→ Listing:
····················

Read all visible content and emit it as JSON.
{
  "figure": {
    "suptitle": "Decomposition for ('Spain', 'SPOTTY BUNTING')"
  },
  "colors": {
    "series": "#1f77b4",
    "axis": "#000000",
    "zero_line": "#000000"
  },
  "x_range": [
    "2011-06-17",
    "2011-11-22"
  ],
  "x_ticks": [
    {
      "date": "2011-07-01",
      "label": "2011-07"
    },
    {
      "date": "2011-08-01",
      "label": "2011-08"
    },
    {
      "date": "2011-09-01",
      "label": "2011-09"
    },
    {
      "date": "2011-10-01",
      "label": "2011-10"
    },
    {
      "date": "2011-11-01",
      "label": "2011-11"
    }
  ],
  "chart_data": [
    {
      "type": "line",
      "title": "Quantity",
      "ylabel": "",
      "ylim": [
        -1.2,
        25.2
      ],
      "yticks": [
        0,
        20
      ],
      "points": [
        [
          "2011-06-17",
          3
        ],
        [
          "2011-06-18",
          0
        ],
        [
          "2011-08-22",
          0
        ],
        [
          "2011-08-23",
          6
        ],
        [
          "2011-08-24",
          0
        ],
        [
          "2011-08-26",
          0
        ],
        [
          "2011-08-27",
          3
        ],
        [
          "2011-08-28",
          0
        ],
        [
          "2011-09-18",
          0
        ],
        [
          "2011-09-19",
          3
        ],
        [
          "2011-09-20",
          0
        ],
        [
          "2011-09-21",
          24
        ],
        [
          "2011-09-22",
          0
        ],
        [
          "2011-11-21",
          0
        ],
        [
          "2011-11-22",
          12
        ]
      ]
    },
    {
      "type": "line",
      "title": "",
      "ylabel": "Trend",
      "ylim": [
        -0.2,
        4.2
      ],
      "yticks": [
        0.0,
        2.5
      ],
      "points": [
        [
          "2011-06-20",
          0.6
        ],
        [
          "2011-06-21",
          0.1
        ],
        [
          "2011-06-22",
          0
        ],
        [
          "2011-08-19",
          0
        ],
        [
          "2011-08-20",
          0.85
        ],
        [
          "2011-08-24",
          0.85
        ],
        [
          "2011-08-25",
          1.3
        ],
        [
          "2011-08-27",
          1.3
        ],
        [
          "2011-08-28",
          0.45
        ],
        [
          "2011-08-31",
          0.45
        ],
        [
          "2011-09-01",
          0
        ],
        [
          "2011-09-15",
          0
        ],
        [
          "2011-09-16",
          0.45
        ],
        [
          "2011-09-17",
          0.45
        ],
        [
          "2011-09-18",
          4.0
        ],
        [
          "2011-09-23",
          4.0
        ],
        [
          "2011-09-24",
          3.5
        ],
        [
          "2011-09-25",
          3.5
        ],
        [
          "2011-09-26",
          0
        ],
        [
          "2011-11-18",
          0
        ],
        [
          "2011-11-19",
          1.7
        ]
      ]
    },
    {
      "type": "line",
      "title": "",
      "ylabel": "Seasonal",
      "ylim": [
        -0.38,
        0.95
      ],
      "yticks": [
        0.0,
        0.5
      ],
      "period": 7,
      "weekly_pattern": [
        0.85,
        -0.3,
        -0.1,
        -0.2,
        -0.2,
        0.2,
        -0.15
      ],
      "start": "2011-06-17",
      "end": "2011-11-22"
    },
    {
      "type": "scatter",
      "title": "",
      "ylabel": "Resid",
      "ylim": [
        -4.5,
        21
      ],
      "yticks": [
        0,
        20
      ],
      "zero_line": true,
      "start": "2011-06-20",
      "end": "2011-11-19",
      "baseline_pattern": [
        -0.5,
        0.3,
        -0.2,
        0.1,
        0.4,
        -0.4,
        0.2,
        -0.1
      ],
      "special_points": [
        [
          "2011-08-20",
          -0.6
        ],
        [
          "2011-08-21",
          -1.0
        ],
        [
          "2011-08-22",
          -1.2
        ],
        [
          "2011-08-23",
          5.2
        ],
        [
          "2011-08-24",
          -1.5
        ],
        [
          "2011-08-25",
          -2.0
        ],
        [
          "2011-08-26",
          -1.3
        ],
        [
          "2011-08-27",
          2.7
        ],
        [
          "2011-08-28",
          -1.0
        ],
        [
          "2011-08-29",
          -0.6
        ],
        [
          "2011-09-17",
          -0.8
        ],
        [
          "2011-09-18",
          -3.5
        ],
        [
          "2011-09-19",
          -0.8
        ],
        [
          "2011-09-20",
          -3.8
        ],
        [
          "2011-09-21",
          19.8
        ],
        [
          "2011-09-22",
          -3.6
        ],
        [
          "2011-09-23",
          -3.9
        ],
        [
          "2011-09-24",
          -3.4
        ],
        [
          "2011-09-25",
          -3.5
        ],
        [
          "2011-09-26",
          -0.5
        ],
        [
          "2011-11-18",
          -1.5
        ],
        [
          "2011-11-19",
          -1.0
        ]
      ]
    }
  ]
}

····················

→ Stated goal:
The word "date" may turn up on some lines of these records; say how many, with no other words.

→ Correct result:
5